> Brief: Your answer should be a single number: the count of lines containing the string "Golongan".

> Records for the exercise:
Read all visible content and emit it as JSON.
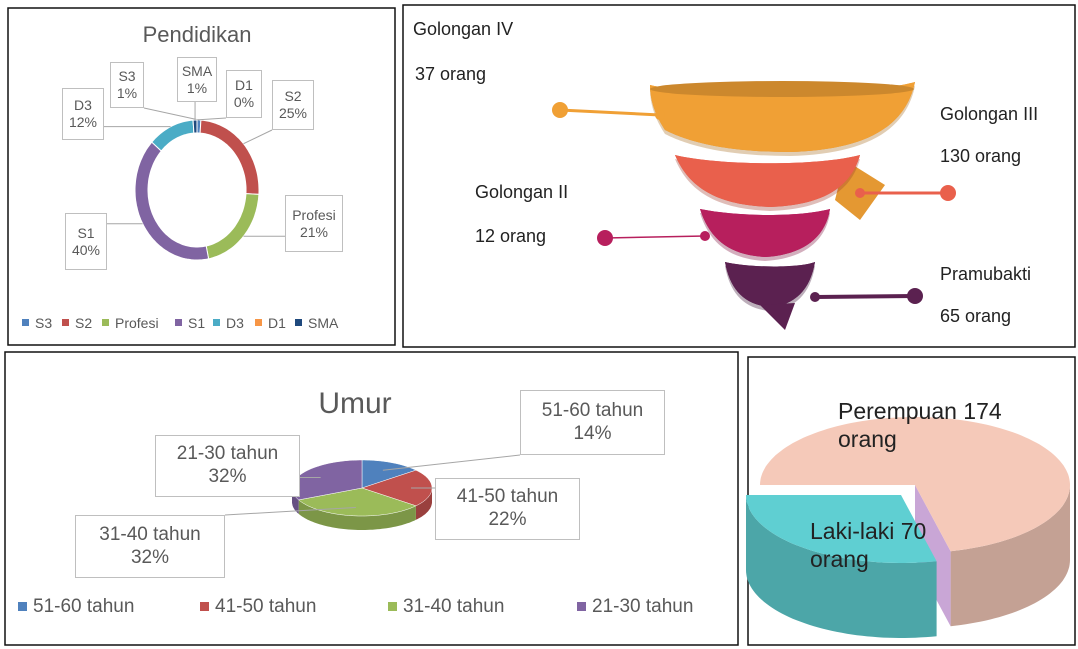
{
  "chart_data": [
    {
      "type": "doughnut",
      "title": "Pendidikan",
      "categories": [
        "S3",
        "S2",
        "Profesi",
        "S1",
        "D3",
        "D1",
        "SMA"
      ],
      "values": [
        1,
        25,
        21,
        40,
        12,
        0,
        1
      ],
      "value_labels": [
        "1%",
        "25%",
        "21%",
        "40%",
        "12%",
        "0%",
        "1%"
      ],
      "colors": [
        "#4f81bd",
        "#c0504d",
        "#9bbb59",
        "#8064a2",
        "#4bacc6",
        "#f79646",
        "#1f497d"
      ],
      "legend": "bottom"
    },
    {
      "type": "funnel",
      "categories": [
        "Golongan IV",
        "Golongan III",
        "Golongan II",
        "Pramubakti"
      ],
      "values": [
        37,
        130,
        12,
        65
      ],
      "value_labels": [
        "37 orang",
        "130 orang",
        "12 orang",
        "65 orang"
      ],
      "colors": [
        "#f0a035",
        "#e9604c",
        "#b71f5d",
        "#5b2150"
      ]
    },
    {
      "type": "pie",
      "title": "Umur",
      "categories": [
        "51-60 tahun",
        "41-50 tahun",
        "31-40 tahun",
        "21-30 tahun"
      ],
      "values": [
        14,
        22,
        32,
        32
      ],
      "value_labels": [
        "14%",
        "22%",
        "32%",
        "32%"
      ],
      "colors": [
        "#4f81bd",
        "#c0504d",
        "#9bbb59",
        "#8064a2"
      ],
      "legend": "bottom"
    },
    {
      "type": "pie",
      "values": [
        174,
        70
      ],
      "value_labels": [
        "Perempuan 174 orang",
        "Laki-laki 70 orang"
      ],
      "colors": [
        "#f5c9b9",
        "#5fcfd2"
      ]
    }
  ]
}
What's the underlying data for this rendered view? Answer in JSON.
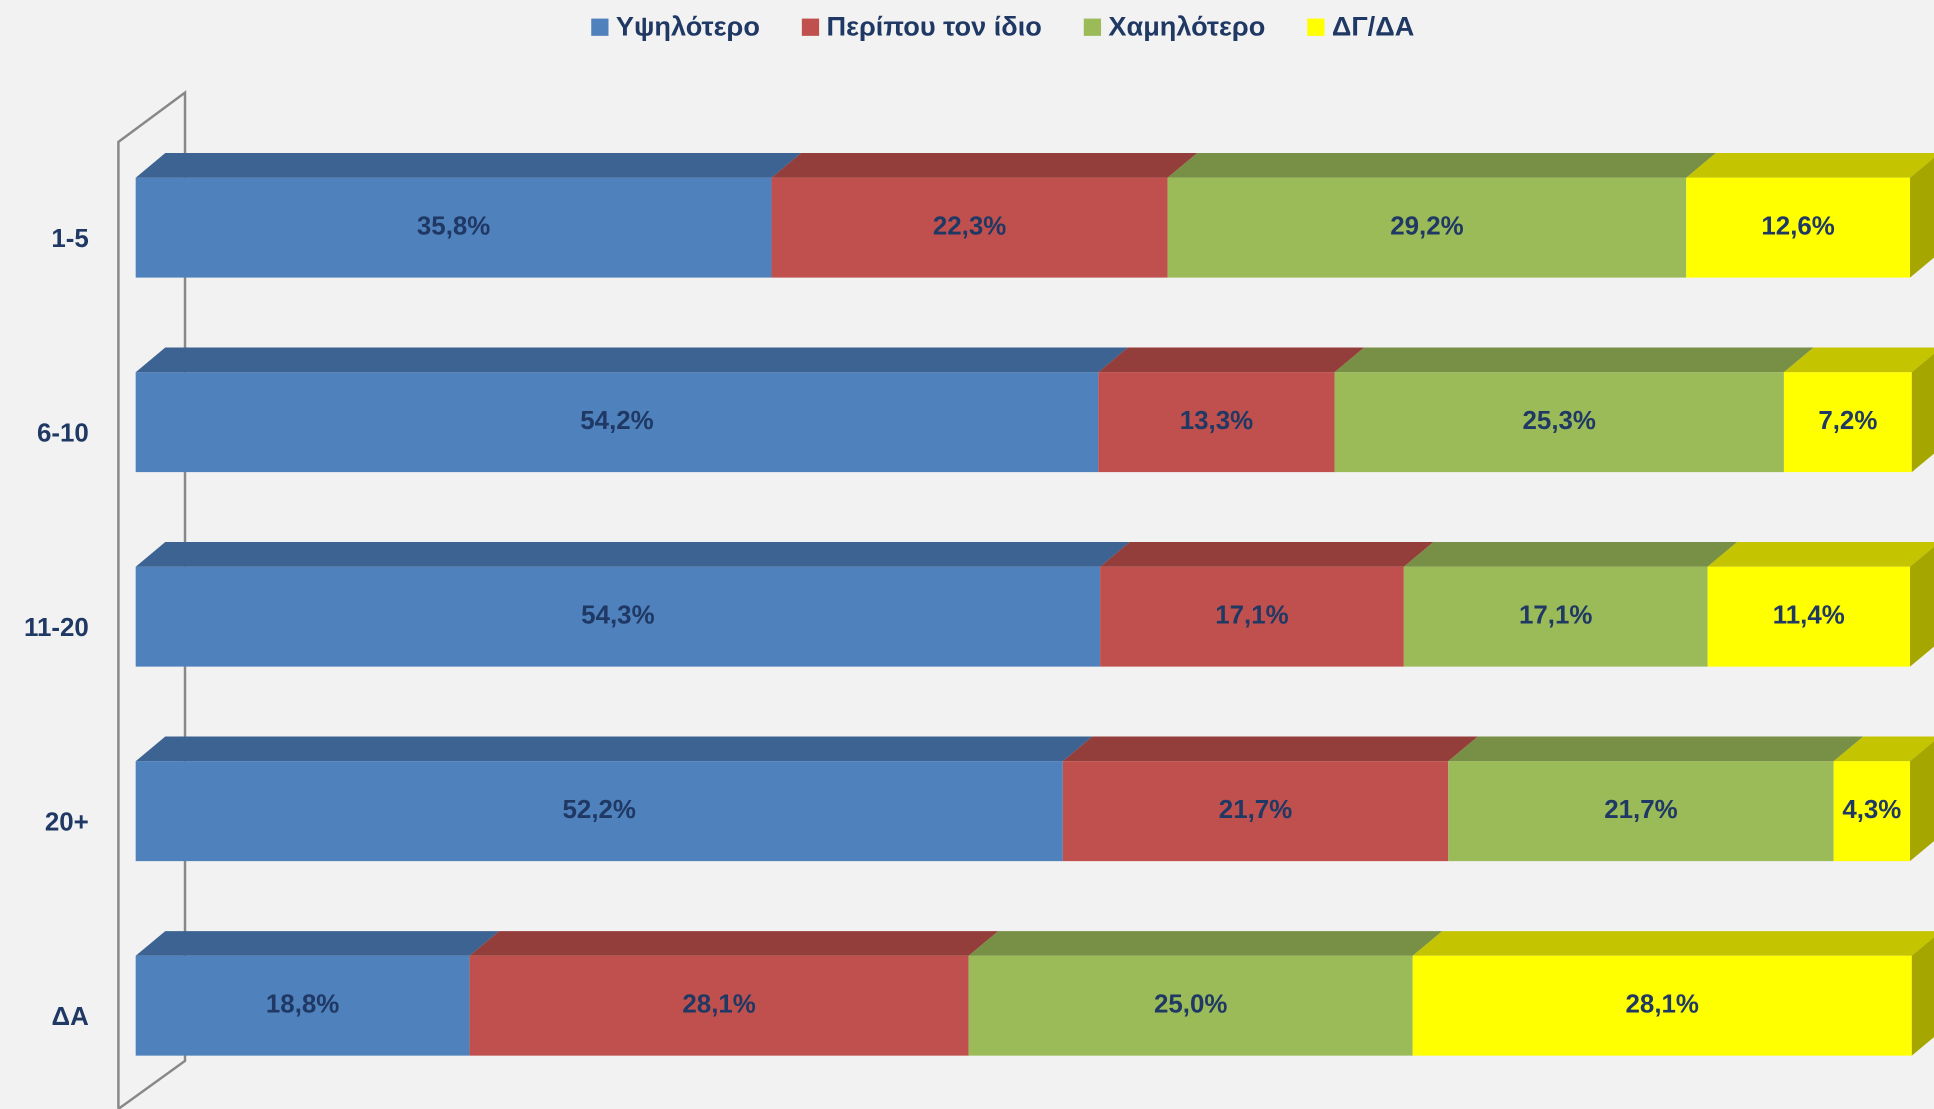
{
  "chart_data": {
    "type": "stacked-bar-horizontal",
    "categories": [
      "1-5",
      "6-10",
      "11-20",
      "20+",
      "ΔΑ"
    ],
    "xlim": [
      0,
      100
    ],
    "legend": "top",
    "series": [
      {
        "name": "Υψηλότερο",
        "color": "#4f81bd",
        "values": [
          35.8,
          54.2,
          54.3,
          52.2,
          18.8
        ],
        "value_labels": [
          "35,8%",
          "54,2%",
          "54,3%",
          "52,2%",
          "18,8%"
        ]
      },
      {
        "name": "Περίπου τον ίδιο",
        "color": "#c0504d",
        "values": [
          22.3,
          13.3,
          17.1,
          21.7,
          28.1
        ],
        "value_labels": [
          "22,3%",
          "13,3%",
          "17,1%",
          "21,7%",
          "28,1%"
        ]
      },
      {
        "name": "Χαμηλότερο",
        "color": "#9bbb59",
        "values": [
          29.2,
          25.3,
          17.1,
          21.7,
          25.0
        ],
        "value_labels": [
          "29,2%",
          "25,3%",
          "17,1%",
          "21,7%",
          "25,0%"
        ]
      },
      {
        "name": "ΔΓ/ΔΑ",
        "color": "#ffff00",
        "values": [
          12.6,
          7.2,
          11.4,
          4.3,
          28.1
        ],
        "value_labels": [
          "12,6%",
          "7,2%",
          "11,4%",
          "4,3%",
          "28,1%"
        ]
      }
    ]
  }
}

> Written solution: 3